JOB - Scan the listing and work out how many lines contain the word "Cloud". Nothing but the number should be given.

Collected data
— BEGIN —

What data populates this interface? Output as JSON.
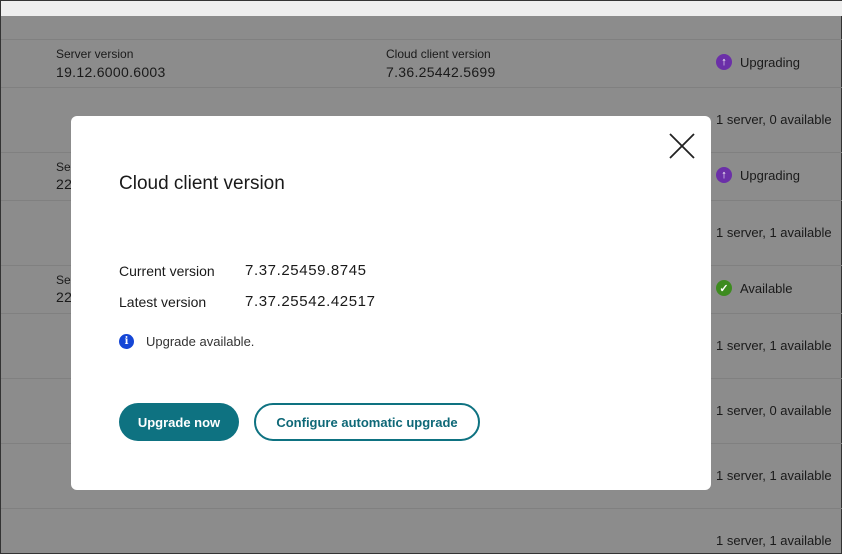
{
  "background": {
    "header_row": {
      "server_label": "Server version",
      "server_value": "19.12.6000.6003",
      "client_label": "Cloud client version",
      "client_value": "7.36.25442.5699",
      "status": "Upgrading"
    },
    "rows": [
      {
        "label_partial": "Se",
        "value_partial": "22",
        "status": "Upgrading",
        "status_type": "upgrading"
      },
      {
        "label_partial": "Se",
        "value_partial": "22",
        "status": "Available",
        "status_type": "available"
      }
    ],
    "counts": [
      "1 server, 0 available",
      "1 server, 1 available",
      "1 server, 1 available",
      "1 server, 0 available",
      "1 server, 1 available",
      "1 server, 1 available"
    ],
    "colors": {
      "upgrading": "#6b2fa8",
      "available": "#3d8b1f"
    }
  },
  "modal": {
    "title": "Cloud client version",
    "current_label": "Current version",
    "current_value": "7.37.25459.8745",
    "latest_label": "Latest version",
    "latest_value": "7.37.25542.42517",
    "info_text": "Upgrade available.",
    "upgrade_button": "Upgrade now",
    "configure_button": "Configure automatic upgrade",
    "accent": "#0e7281"
  }
}
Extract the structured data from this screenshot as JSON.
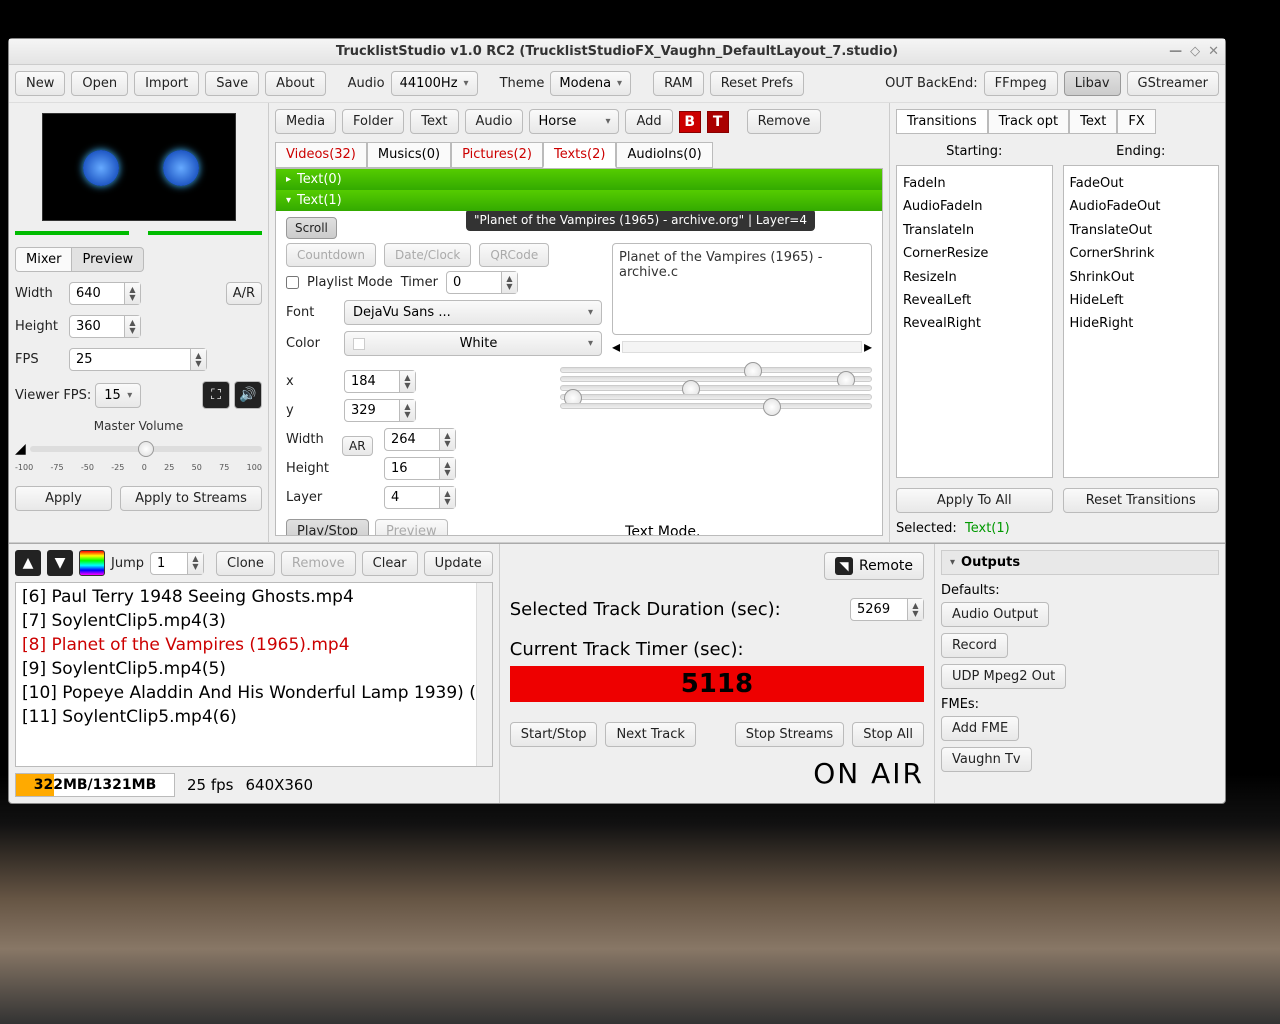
{
  "title": "TrucklistStudio v1.0 RC2 (TrucklistStudioFX_Vaughn_DefaultLayout_7.studio)",
  "toolbar": {
    "new": "New",
    "open": "Open",
    "import": "Import",
    "save": "Save",
    "about": "About",
    "audio": "Audio",
    "audio_rate": "44100Hz",
    "theme": "Theme",
    "theme_val": "Modena",
    "ram": "RAM",
    "reset": "Reset Prefs",
    "backend_label": "OUT BackEnd:",
    "ffmpeg": "FFmpeg",
    "libav": "Libav",
    "gstreamer": "GStreamer"
  },
  "left": {
    "mixer": "Mixer",
    "preview": "Preview",
    "width": "Width",
    "width_val": "640",
    "height": "Height",
    "height_val": "360",
    "ar": "A/R",
    "fps": "FPS",
    "fps_val": "25",
    "viewer": "Viewer FPS:",
    "viewer_val": "15",
    "mastervol": "Master Volume",
    "apply": "Apply",
    "applystreams": "Apply to Streams",
    "ticks": [
      "-100",
      "-75",
      "-50",
      "-25",
      "0",
      "25",
      "50",
      "75",
      "100"
    ]
  },
  "mid": {
    "media": "Media",
    "folder": "Folder",
    "text": "Text",
    "audio": "Audio",
    "horse": "Horse",
    "add": "Add",
    "remove": "Remove",
    "tabs": [
      "Videos(32)",
      "Musics(0)",
      "Pictures(2)",
      "Texts(2)",
      "AudioIns(0)"
    ],
    "acc0": "Text(0)",
    "acc1": "Text(1)",
    "tooltip": "\"Planet of the Vampires (1965) - archive.org\" | Layer=4",
    "scroll": "Scroll",
    "countdown": "Countdown",
    "dateclock": "Date/Clock",
    "qrcode": "QRCode",
    "playlistmode": "Playlist Mode",
    "timer": "Timer",
    "timer_val": "0",
    "font": "Font",
    "font_val": "DejaVu Sans ...",
    "color": "Color",
    "color_val": "White",
    "textarea": "Planet of the Vampires (1965) - archive.c",
    "x": "x",
    "x_val": "184",
    "y": "y",
    "y_val": "329",
    "pwidth": "Width",
    "pwidth_val": "264",
    "pheight": "Height",
    "pheight_val": "16",
    "layer": "Layer",
    "layer_val": "4",
    "ar": "AR",
    "playstop": "Play/Stop",
    "preview": "Preview",
    "textmode": "Text Mode."
  },
  "right": {
    "tabs": [
      "Transitions",
      "Track opt",
      "Text",
      "FX"
    ],
    "starting": "Starting:",
    "ending": "Ending:",
    "start_list": [
      "FadeIn",
      "AudioFadeIn",
      "TranslateIn",
      "CornerResize",
      "ResizeIn",
      "RevealLeft",
      "RevealRight"
    ],
    "end_list": [
      "FadeOut",
      "AudioFadeOut",
      "TranslateOut",
      "CornerShrink",
      "ShrinkOut",
      "HideLeft",
      "HideRight"
    ],
    "applyall": "Apply To All",
    "resettr": "Reset Transitions",
    "selected": "Selected:",
    "selected_val": "Text(1)"
  },
  "bottom": {
    "jump": "Jump",
    "jump_val": "1",
    "clone": "Clone",
    "remove": "Remove",
    "clear": "Clear",
    "update": "Update",
    "playlist": [
      "[6] Paul Terry 1948 Seeing Ghosts.mp4",
      "[7] SoylentClip5.mp4(3)",
      "[8] Planet of the Vampires (1965).mp4",
      "[9] SoylentClip5.mp4(5)",
      "[10] Popeye Aladdin And His Wonderful Lamp 1939) (",
      "[11] SoylentClip5.mp4(6)"
    ],
    "mem": "322MB/1321MB",
    "fps": "25 fps",
    "res": "640X360",
    "remote": "Remote",
    "dur_label": "Selected Track Duration (sec):",
    "dur_val": "5269",
    "timer_label": "Current Track Timer (sec):",
    "timer_val": "5118",
    "startstop": "Start/Stop",
    "next": "Next Track",
    "stopstreams": "Stop Streams",
    "stopall": "Stop All",
    "onair": "ON AIR"
  },
  "outputs": {
    "hdr": "Outputs",
    "defaults": "Defaults:",
    "audio": "Audio Output",
    "record": "Record",
    "udp": "UDP Mpeg2 Out",
    "fmes": "FMEs:",
    "addfme": "Add FME",
    "vaughn": "Vaughn Tv"
  }
}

— END —

THE RESULT - 2